• Instruction
Write out every line of the listing below with no changes at all.

Records excerpted from a collection
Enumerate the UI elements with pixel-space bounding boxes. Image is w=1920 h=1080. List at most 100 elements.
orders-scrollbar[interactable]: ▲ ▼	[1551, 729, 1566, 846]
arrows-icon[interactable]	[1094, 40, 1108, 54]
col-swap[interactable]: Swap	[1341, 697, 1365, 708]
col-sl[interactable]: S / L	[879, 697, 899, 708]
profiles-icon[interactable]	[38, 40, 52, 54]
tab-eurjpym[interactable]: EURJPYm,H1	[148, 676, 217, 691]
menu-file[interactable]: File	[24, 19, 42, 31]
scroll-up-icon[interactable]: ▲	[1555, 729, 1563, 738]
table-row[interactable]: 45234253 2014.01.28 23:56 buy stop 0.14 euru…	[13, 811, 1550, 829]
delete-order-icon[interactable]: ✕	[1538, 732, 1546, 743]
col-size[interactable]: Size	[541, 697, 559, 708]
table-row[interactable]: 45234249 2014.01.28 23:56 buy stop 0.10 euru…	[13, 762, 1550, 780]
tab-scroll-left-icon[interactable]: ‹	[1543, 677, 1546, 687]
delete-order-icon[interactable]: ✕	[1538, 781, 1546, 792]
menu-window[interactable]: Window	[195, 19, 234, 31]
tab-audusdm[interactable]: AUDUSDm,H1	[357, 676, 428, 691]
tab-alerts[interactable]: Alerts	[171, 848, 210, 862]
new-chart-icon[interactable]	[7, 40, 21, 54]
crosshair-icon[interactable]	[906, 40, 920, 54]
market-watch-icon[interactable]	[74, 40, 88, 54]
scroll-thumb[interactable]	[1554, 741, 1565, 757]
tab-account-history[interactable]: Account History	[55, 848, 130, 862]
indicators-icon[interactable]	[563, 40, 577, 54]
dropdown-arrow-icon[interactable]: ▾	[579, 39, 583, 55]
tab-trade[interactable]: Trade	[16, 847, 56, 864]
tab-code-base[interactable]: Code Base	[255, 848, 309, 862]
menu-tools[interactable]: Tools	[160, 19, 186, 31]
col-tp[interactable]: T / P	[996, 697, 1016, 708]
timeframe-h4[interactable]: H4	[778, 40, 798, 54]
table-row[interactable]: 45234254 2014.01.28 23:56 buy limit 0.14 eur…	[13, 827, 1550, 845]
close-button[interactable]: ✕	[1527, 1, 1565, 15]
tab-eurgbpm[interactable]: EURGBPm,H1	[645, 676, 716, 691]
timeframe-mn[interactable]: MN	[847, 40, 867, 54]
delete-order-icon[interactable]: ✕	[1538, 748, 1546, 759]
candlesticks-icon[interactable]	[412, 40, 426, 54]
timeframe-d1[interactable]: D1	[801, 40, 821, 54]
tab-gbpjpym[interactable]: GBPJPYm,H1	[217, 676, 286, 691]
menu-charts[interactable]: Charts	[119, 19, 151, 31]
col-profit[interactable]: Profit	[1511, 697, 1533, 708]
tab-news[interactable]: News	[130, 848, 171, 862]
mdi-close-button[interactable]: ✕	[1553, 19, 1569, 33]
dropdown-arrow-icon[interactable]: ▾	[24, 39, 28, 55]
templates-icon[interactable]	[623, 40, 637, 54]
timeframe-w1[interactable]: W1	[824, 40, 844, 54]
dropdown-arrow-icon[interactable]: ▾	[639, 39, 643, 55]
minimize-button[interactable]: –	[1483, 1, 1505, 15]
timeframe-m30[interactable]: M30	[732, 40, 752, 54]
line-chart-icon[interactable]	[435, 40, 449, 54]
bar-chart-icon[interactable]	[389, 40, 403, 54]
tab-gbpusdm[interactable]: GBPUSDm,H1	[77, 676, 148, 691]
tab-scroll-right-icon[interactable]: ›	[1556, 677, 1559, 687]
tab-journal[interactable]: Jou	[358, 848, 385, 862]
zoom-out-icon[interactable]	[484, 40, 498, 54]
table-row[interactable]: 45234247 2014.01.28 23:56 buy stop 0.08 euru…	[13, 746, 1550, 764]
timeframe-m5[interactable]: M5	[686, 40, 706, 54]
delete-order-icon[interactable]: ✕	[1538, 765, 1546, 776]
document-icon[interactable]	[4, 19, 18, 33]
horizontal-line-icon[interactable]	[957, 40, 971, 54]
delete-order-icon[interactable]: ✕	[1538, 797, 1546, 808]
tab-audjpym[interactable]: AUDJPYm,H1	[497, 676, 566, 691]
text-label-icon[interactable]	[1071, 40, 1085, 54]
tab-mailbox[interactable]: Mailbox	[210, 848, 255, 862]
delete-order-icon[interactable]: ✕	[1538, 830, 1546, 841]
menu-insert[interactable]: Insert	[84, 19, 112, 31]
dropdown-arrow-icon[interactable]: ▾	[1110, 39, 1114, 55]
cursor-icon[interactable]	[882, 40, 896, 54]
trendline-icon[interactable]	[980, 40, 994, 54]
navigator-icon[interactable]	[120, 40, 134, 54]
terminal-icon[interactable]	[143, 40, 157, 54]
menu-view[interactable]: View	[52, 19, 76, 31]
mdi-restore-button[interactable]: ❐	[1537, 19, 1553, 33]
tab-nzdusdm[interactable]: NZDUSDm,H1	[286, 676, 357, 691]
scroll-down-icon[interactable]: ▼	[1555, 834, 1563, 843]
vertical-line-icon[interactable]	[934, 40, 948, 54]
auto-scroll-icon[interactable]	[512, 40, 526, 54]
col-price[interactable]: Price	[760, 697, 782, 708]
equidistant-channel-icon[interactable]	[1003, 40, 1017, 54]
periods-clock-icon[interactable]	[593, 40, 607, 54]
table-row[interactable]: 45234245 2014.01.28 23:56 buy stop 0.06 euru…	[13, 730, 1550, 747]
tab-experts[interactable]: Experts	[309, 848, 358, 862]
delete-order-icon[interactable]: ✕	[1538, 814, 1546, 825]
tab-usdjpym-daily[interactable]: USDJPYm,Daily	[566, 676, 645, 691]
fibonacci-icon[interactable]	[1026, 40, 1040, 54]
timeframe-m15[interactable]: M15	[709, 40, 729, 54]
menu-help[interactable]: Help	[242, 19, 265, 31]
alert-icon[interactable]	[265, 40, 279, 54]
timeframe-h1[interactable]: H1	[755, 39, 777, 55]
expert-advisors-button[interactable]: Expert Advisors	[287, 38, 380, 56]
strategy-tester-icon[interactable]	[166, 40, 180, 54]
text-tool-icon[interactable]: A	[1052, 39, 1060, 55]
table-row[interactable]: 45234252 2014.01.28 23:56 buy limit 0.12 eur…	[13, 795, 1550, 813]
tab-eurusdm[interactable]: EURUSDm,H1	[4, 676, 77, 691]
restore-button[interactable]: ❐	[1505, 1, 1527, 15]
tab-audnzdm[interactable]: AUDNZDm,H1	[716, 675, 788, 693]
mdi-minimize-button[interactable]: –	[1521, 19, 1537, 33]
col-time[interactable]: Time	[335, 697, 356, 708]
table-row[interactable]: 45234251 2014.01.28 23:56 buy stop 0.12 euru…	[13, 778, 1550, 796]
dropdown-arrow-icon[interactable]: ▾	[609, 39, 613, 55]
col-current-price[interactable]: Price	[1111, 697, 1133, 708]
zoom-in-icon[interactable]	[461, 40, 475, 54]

• Problem solution
Enumerate the UI elements with pixel-space bounding boxes. Image is w=1920 h=1080. List at most 100 elements.
orders-scrollbar[interactable]: ▲ ▼	[1551, 729, 1566, 846]
arrows-icon[interactable]	[1094, 40, 1108, 54]
col-swap[interactable]: Swap	[1341, 697, 1365, 708]
col-sl[interactable]: S / L	[879, 697, 899, 708]
profiles-icon[interactable]	[38, 40, 52, 54]
tab-eurjpym[interactable]: EURJPYm,H1	[148, 676, 217, 691]
menu-file[interactable]: File	[24, 19, 42, 31]
scroll-up-icon[interactable]: ▲	[1555, 729, 1563, 738]
table-row[interactable]: 45234253 2014.01.28 23:56 buy stop 0.14 euru…	[13, 811, 1550, 829]
delete-order-icon[interactable]: ✕	[1538, 732, 1546, 743]
col-size[interactable]: Size	[541, 697, 559, 708]
table-row[interactable]: 45234249 2014.01.28 23:56 buy stop 0.10 euru…	[13, 762, 1550, 780]
tab-scroll-left-icon[interactable]: ‹	[1543, 677, 1546, 687]
delete-order-icon[interactable]: ✕	[1538, 781, 1546, 792]
menu-window[interactable]: Window	[195, 19, 234, 31]
tab-audusdm[interactable]: AUDUSDm,H1	[357, 676, 428, 691]
tab-alerts[interactable]: Alerts	[171, 848, 210, 862]
new-chart-icon[interactable]	[7, 40, 21, 54]
crosshair-icon[interactable]	[906, 40, 920, 54]
market-watch-icon[interactable]	[74, 40, 88, 54]
scroll-thumb[interactable]	[1554, 741, 1565, 757]
tab-account-history[interactable]: Account History	[55, 848, 130, 862]
indicators-icon[interactable]	[563, 40, 577, 54]
dropdown-arrow-icon[interactable]: ▾	[579, 39, 583, 55]
tab-trade[interactable]: Trade	[16, 847, 56, 864]
tab-code-base[interactable]: Code Base	[255, 848, 309, 862]
menu-tools[interactable]: Tools	[160, 19, 186, 31]
col-tp[interactable]: T / P	[996, 697, 1016, 708]
timeframe-h4[interactable]: H4	[778, 40, 798, 54]
table-row[interactable]: 45234254 2014.01.28 23:56 buy limit 0.14 eur…	[13, 827, 1550, 845]
close-button[interactable]: ✕	[1527, 1, 1565, 15]
tab-eurgbpm[interactable]: EURGBPm,H1	[645, 676, 716, 691]
timeframe-mn[interactable]: MN	[847, 40, 867, 54]
delete-order-icon[interactable]: ✕	[1538, 748, 1546, 759]
candlesticks-icon[interactable]	[412, 40, 426, 54]
timeframe-d1[interactable]: D1	[801, 40, 821, 54]
tab-gbpjpym[interactable]: GBPJPYm,H1	[217, 676, 286, 691]
menu-charts[interactable]: Charts	[119, 19, 151, 31]
col-profit[interactable]: Profit	[1511, 697, 1533, 708]
tab-news[interactable]: News	[130, 848, 171, 862]
mdi-close-button[interactable]: ✕	[1553, 19, 1569, 33]
dropdown-arrow-icon[interactable]: ▾	[24, 39, 28, 55]
templates-icon[interactable]	[623, 40, 637, 54]
timeframe-w1[interactable]: W1	[824, 40, 844, 54]
dropdown-arrow-icon[interactable]: ▾	[639, 39, 643, 55]
minimize-button[interactable]: –	[1483, 1, 1505, 15]
timeframe-m30[interactable]: M30	[732, 40, 752, 54]
line-chart-icon[interactable]	[435, 40, 449, 54]
bar-chart-icon[interactable]	[389, 40, 403, 54]
tab-gbpusdm[interactable]: GBPUSDm,H1	[77, 676, 148, 691]
tab-scroll-right-icon[interactable]: ›	[1556, 677, 1559, 687]
tab-journal[interactable]: Jou	[358, 848, 385, 862]
zoom-out-icon[interactable]	[484, 40, 498, 54]
table-row[interactable]: 45234247 2014.01.28 23:56 buy stop 0.08 euru…	[13, 746, 1550, 764]
timeframe-m5[interactable]: M5	[686, 40, 706, 54]
delete-order-icon[interactable]: ✕	[1538, 765, 1546, 776]
document-icon[interactable]	[4, 19, 18, 33]
horizontal-line-icon[interactable]	[957, 40, 971, 54]
delete-order-icon[interactable]: ✕	[1538, 797, 1546, 808]
tab-audjpym[interactable]: AUDJPYm,H1	[497, 676, 566, 691]
text-label-icon[interactable]	[1071, 40, 1085, 54]
tab-mailbox[interactable]: Mailbox	[210, 848, 255, 862]
delete-order-icon[interactable]: ✕	[1538, 830, 1546, 841]
menu-insert[interactable]: Insert	[84, 19, 112, 31]
dropdown-arrow-icon[interactable]: ▾	[1110, 39, 1114, 55]
cursor-icon[interactable]	[882, 40, 896, 54]
trendline-icon[interactable]	[980, 40, 994, 54]
navigator-icon[interactable]	[120, 40, 134, 54]
terminal-icon[interactable]	[143, 40, 157, 54]
menu-view[interactable]: View	[52, 19, 76, 31]
mdi-restore-button[interactable]: ❐	[1537, 19, 1553, 33]
tab-nzdusdm[interactable]: NZDUSDm,H1	[286, 676, 357, 691]
scroll-down-icon[interactable]: ▼	[1555, 834, 1563, 843]
vertical-line-icon[interactable]	[934, 40, 948, 54]
auto-scroll-icon[interactable]	[512, 40, 526, 54]
col-price[interactable]: Price	[760, 697, 782, 708]
equidistant-channel-icon[interactable]	[1003, 40, 1017, 54]
periods-clock-icon[interactable]	[593, 40, 607, 54]
table-row[interactable]: 45234245 2014.01.28 23:56 buy stop 0.06 euru…	[13, 730, 1550, 747]
tab-experts[interactable]: Experts	[309, 848, 358, 862]
delete-order-icon[interactable]: ✕	[1538, 814, 1546, 825]
tab-usdjpym-daily[interactable]: USDJPYm,Daily	[566, 676, 645, 691]
fibonacci-icon[interactable]	[1026, 40, 1040, 54]
timeframe-m15[interactable]: M15	[709, 40, 729, 54]
menu-help[interactable]: Help	[242, 19, 265, 31]
alert-icon[interactable]	[265, 40, 279, 54]
timeframe-h1[interactable]: H1	[755, 39, 777, 55]
expert-advisors-button[interactable]: Expert Advisors	[287, 38, 380, 56]
strategy-tester-icon[interactable]	[166, 40, 180, 54]
text-tool-icon[interactable]: A	[1052, 39, 1060, 55]
table-row[interactable]: 45234252 2014.01.28 23:56 buy limit 0.12 eur…	[13, 795, 1550, 813]
tab-eurusdm[interactable]: EURUSDm,H1	[4, 676, 77, 691]
restore-button[interactable]: ❐	[1505, 1, 1527, 15]
tab-audnzdm[interactable]: AUDNZDm,H1	[716, 675, 788, 693]
mdi-minimize-button[interactable]: –	[1521, 19, 1537, 33]
col-time[interactable]: Time	[335, 697, 356, 708]
table-row[interactable]: 45234251 2014.01.28 23:56 buy stop 0.12 euru…	[13, 778, 1550, 796]
dropdown-arrow-icon[interactable]: ▾	[609, 39, 613, 55]
col-current-price[interactable]: Price	[1111, 697, 1133, 708]
zoom-in-icon[interactable]	[461, 40, 475, 54]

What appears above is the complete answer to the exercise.